Supplied records
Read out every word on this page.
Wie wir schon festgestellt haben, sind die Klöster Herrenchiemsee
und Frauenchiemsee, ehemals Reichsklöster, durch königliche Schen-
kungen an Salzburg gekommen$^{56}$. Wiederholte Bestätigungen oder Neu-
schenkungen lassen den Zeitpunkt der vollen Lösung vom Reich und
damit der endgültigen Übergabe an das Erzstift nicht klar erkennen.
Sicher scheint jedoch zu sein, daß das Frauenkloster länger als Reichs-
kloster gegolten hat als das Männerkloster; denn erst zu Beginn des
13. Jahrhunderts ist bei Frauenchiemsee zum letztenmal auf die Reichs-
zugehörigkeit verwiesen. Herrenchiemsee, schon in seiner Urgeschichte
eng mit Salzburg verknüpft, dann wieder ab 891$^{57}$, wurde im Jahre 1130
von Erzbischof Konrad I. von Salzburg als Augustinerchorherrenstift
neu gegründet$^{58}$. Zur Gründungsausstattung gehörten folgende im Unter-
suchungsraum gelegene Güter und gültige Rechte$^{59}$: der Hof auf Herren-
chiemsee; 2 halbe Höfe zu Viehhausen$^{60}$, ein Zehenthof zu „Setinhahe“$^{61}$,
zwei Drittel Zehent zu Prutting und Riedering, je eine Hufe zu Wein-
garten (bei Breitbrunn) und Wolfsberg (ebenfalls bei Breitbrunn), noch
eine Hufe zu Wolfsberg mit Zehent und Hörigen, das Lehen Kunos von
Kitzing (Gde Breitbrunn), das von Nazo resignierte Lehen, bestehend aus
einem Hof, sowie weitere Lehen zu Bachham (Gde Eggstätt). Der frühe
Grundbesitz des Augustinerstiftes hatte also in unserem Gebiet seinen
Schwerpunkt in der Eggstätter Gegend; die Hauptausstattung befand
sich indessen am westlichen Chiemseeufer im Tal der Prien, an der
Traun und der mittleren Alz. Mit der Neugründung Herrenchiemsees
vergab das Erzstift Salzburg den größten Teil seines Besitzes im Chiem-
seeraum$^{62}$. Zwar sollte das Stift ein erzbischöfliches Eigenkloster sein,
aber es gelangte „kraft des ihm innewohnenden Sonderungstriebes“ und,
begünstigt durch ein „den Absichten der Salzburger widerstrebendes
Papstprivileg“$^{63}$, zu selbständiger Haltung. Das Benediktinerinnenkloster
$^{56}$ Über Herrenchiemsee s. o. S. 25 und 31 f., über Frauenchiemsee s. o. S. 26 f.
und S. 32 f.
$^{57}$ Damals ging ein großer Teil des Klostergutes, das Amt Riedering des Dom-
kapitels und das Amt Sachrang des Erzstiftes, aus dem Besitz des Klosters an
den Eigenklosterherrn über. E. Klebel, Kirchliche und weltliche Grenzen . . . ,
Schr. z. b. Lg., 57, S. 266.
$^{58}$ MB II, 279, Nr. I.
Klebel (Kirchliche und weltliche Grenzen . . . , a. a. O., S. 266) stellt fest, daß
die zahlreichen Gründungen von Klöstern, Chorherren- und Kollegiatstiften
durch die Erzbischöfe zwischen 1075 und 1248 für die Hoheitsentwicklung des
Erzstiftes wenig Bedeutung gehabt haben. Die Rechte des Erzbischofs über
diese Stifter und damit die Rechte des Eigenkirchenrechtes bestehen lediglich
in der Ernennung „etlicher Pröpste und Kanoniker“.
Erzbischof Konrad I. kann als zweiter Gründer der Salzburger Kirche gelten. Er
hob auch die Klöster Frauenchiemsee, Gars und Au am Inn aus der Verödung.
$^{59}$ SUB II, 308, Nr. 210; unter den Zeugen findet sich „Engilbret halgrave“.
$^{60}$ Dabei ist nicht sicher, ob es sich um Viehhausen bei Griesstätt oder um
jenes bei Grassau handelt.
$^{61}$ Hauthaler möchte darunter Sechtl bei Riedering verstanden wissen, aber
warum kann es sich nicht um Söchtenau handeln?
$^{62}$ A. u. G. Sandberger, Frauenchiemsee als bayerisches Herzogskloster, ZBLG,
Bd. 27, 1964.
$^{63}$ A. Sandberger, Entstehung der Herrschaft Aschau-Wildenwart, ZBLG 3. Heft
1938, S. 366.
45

To be done
Search the listing above for the string "Riedering". Copy every line that contains it.

Task answer
zwei Drittel Zehent zu Prutting und Riedering, je eine Hufe zu Wein-
$^{57}$ Damals ging ein großer Teil des Klostergutes, das Amt Riedering des Dom-
$^{61}$ Hauthaler möchte darunter Sechtl bei Riedering verstanden wissen, aber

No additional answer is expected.